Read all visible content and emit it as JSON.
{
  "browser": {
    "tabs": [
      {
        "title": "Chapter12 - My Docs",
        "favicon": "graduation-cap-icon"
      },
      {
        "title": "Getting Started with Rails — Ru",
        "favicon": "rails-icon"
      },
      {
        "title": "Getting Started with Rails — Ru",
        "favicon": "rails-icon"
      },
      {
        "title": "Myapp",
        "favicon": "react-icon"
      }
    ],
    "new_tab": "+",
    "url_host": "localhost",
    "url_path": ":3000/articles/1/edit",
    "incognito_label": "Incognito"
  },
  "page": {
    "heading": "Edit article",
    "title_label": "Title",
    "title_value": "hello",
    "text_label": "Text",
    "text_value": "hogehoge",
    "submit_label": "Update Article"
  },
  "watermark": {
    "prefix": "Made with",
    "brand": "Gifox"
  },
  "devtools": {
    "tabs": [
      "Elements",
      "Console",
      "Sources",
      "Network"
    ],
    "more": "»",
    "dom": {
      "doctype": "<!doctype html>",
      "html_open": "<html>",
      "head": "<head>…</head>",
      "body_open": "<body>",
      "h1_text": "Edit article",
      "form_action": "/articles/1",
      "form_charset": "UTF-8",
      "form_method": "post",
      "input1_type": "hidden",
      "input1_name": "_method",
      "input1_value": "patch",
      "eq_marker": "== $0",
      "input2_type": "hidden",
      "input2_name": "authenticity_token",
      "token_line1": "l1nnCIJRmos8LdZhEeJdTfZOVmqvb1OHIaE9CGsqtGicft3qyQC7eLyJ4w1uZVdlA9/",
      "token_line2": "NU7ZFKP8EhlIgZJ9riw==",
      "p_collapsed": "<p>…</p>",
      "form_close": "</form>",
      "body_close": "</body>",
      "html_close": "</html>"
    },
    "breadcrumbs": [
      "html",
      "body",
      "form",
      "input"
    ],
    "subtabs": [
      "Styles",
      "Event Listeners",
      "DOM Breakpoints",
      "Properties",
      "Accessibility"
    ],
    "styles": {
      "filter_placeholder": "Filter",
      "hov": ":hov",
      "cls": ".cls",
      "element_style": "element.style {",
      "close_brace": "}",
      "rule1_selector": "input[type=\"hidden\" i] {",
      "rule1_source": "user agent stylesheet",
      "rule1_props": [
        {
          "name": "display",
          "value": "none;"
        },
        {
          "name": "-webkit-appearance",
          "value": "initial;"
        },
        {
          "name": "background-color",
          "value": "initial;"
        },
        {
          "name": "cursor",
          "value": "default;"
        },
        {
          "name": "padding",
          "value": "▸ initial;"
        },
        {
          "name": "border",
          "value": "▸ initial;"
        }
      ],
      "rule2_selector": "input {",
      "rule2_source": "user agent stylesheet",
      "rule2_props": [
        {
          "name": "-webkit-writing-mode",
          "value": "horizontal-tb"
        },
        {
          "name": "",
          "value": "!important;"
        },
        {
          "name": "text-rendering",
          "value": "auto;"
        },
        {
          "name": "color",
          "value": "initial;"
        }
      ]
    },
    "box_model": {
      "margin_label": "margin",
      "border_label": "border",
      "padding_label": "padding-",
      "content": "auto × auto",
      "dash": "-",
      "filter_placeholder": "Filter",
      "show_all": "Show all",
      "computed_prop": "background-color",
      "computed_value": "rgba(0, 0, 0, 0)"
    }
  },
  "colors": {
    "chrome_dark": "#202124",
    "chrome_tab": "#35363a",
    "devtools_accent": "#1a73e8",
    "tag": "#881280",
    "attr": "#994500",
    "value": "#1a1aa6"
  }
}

+-------+

What the exercise asks: Check each line above for the string "content" and show the ones that have it.

The response:
Read all visible content and emit it as JSON.
      "content": "auto × auto",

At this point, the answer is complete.